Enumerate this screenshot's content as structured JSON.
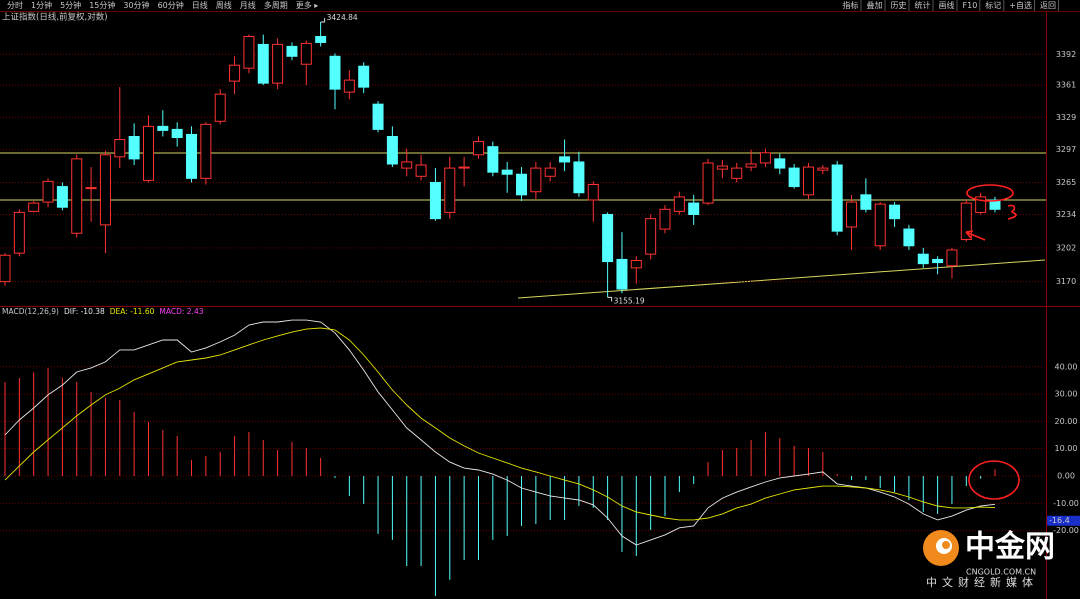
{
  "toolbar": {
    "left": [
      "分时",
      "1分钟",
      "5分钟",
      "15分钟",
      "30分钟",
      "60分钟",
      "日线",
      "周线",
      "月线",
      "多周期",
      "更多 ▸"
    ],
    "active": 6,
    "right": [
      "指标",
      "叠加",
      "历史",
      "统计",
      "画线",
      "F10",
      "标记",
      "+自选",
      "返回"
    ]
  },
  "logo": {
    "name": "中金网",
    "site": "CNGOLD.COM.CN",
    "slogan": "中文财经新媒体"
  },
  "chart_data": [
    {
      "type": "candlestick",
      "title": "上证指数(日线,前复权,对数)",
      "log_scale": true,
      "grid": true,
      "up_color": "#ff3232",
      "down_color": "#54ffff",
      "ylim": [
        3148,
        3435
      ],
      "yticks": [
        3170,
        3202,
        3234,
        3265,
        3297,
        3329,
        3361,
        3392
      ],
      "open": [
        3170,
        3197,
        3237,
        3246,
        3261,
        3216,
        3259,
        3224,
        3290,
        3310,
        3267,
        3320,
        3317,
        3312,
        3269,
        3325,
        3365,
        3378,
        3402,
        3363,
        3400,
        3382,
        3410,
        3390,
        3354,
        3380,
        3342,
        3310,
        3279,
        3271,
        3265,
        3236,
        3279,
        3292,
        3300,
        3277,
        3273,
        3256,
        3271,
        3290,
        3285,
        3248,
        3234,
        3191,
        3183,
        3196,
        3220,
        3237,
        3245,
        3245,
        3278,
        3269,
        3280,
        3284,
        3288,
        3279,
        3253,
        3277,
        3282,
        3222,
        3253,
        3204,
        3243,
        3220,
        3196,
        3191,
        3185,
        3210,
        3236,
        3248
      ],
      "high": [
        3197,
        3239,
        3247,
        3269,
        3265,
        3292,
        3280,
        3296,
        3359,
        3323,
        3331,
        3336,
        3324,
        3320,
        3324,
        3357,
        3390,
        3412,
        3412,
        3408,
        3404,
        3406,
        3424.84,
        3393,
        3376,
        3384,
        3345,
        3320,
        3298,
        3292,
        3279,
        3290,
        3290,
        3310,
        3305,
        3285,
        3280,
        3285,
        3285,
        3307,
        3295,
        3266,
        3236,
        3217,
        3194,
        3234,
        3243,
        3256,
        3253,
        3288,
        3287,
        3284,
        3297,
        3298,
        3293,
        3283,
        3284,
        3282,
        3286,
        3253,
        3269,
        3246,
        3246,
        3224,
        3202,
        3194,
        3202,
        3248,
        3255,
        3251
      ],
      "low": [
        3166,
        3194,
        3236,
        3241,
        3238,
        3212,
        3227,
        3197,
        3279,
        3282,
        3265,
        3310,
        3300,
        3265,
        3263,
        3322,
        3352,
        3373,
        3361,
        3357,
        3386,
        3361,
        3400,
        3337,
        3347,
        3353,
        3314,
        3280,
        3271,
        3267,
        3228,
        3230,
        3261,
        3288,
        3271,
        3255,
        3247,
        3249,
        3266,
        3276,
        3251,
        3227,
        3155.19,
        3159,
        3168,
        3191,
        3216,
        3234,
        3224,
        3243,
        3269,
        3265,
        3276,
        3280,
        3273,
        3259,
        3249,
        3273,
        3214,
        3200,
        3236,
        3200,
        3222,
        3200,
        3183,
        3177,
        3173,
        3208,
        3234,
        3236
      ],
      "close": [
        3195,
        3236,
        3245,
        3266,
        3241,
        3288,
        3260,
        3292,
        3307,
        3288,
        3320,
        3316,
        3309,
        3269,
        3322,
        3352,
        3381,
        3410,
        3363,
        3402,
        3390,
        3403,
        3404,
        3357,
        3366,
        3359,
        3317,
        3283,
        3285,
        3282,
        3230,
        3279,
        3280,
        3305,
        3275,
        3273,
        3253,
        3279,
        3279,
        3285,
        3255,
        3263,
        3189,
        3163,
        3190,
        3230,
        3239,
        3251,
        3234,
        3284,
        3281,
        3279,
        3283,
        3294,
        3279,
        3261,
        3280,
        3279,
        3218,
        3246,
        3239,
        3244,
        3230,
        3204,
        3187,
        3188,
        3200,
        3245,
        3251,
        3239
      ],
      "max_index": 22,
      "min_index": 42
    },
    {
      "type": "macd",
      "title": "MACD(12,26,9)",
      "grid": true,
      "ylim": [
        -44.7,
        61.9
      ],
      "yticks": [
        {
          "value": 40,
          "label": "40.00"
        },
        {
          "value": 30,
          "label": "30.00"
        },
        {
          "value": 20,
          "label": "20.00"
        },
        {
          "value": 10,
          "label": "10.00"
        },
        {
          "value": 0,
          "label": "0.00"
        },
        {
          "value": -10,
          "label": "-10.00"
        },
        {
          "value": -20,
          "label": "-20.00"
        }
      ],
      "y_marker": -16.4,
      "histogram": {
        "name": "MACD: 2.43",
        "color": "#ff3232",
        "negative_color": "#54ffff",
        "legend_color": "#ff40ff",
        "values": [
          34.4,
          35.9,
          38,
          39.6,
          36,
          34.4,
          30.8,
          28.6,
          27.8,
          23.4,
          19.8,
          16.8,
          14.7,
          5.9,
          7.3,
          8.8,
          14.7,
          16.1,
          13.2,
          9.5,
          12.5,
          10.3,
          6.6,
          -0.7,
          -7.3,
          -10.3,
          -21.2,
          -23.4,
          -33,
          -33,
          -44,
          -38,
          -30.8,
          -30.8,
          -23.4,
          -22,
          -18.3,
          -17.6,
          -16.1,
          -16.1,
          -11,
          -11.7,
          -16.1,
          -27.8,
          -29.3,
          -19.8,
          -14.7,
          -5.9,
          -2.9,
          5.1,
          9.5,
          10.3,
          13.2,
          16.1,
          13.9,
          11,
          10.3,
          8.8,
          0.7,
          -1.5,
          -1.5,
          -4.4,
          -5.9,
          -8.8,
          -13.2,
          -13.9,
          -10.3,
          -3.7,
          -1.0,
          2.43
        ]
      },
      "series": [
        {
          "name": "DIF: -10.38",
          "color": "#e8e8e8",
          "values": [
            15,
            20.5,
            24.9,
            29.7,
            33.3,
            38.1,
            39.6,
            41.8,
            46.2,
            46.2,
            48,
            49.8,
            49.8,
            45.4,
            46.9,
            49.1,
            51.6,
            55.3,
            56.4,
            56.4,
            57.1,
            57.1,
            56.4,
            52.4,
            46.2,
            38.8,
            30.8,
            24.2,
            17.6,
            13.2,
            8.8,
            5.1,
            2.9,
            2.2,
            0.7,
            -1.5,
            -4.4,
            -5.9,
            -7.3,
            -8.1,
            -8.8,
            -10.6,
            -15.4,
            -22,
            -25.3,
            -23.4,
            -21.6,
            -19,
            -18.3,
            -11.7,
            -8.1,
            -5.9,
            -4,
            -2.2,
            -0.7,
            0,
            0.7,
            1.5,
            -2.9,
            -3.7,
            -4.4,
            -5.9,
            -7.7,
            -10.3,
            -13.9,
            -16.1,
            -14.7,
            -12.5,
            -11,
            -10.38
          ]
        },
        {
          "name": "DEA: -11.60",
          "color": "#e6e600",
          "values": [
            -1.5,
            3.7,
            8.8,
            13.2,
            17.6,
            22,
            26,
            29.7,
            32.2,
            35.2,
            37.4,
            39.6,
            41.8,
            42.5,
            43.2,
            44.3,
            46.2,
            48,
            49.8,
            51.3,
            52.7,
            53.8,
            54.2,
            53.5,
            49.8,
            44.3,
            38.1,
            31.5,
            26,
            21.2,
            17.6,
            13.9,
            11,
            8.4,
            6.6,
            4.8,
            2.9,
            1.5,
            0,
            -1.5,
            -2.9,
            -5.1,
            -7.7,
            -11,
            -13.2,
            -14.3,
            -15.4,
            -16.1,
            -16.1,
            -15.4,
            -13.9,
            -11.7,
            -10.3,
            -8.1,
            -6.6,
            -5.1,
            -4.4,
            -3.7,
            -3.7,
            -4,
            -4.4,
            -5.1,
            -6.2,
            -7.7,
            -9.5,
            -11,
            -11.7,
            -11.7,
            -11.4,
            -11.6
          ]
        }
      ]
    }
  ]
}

...

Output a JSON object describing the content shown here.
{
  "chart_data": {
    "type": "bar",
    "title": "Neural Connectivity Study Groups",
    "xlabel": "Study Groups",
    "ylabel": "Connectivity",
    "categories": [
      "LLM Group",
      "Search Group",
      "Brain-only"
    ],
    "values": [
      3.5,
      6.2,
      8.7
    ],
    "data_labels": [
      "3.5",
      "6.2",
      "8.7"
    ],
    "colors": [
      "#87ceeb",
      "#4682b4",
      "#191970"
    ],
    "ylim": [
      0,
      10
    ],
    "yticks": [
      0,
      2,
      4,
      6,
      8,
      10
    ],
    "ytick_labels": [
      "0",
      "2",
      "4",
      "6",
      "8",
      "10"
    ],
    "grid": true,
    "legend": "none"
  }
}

...

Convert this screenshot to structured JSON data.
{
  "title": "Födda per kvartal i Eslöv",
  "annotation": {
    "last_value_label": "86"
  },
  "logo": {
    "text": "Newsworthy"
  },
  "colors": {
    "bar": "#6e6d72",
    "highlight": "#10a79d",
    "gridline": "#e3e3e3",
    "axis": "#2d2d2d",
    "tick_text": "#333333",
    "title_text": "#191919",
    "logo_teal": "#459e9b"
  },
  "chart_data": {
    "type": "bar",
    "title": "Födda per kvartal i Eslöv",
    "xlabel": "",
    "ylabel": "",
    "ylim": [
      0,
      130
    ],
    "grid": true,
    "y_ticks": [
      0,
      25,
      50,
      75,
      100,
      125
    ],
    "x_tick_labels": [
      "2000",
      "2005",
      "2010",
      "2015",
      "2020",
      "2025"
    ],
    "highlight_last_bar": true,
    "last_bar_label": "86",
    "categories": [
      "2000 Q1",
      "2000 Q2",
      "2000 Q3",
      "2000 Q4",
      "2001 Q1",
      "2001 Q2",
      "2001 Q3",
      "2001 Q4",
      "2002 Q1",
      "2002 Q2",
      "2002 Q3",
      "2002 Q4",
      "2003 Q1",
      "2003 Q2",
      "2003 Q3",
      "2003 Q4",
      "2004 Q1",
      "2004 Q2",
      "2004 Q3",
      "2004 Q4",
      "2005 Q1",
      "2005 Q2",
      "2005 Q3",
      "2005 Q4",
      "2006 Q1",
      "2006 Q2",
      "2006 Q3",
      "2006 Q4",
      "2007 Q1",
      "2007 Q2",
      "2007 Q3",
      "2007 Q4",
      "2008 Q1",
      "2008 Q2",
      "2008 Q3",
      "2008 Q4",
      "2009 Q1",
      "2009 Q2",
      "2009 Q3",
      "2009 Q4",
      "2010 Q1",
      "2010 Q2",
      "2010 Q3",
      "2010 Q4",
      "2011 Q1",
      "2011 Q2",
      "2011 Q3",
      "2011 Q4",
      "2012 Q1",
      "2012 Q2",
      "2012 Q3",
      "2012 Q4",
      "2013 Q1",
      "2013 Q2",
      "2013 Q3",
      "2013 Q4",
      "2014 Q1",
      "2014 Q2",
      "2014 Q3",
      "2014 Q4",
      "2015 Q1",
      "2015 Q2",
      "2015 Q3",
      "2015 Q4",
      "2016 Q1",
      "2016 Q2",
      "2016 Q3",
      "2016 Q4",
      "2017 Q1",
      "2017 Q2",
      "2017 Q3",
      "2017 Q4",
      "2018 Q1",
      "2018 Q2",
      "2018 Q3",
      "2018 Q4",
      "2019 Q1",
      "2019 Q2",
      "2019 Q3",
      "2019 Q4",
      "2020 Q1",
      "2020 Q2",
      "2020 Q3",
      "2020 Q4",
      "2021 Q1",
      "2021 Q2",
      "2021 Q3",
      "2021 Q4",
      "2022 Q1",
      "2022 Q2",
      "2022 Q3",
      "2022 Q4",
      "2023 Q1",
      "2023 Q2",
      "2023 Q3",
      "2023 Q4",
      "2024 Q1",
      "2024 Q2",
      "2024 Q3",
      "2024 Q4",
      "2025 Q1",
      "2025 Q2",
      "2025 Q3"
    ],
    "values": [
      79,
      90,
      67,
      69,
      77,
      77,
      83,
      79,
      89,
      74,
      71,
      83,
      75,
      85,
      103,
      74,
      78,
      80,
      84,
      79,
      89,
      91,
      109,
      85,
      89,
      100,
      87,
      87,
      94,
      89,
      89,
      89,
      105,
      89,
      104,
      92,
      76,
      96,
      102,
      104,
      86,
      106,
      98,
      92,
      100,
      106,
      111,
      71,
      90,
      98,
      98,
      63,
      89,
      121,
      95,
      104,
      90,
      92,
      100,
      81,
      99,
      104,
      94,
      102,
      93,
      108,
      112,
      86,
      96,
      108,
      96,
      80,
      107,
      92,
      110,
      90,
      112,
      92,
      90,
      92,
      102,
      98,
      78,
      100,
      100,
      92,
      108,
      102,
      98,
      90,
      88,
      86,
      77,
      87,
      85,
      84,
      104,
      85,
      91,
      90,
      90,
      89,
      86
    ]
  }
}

Problem to work on: Search the lines for the string "Study" and copy every line that has it.

Answer to this problem:
    "title": "Neural Connectivity Study Groups",
    "xlabel": "Study Groups",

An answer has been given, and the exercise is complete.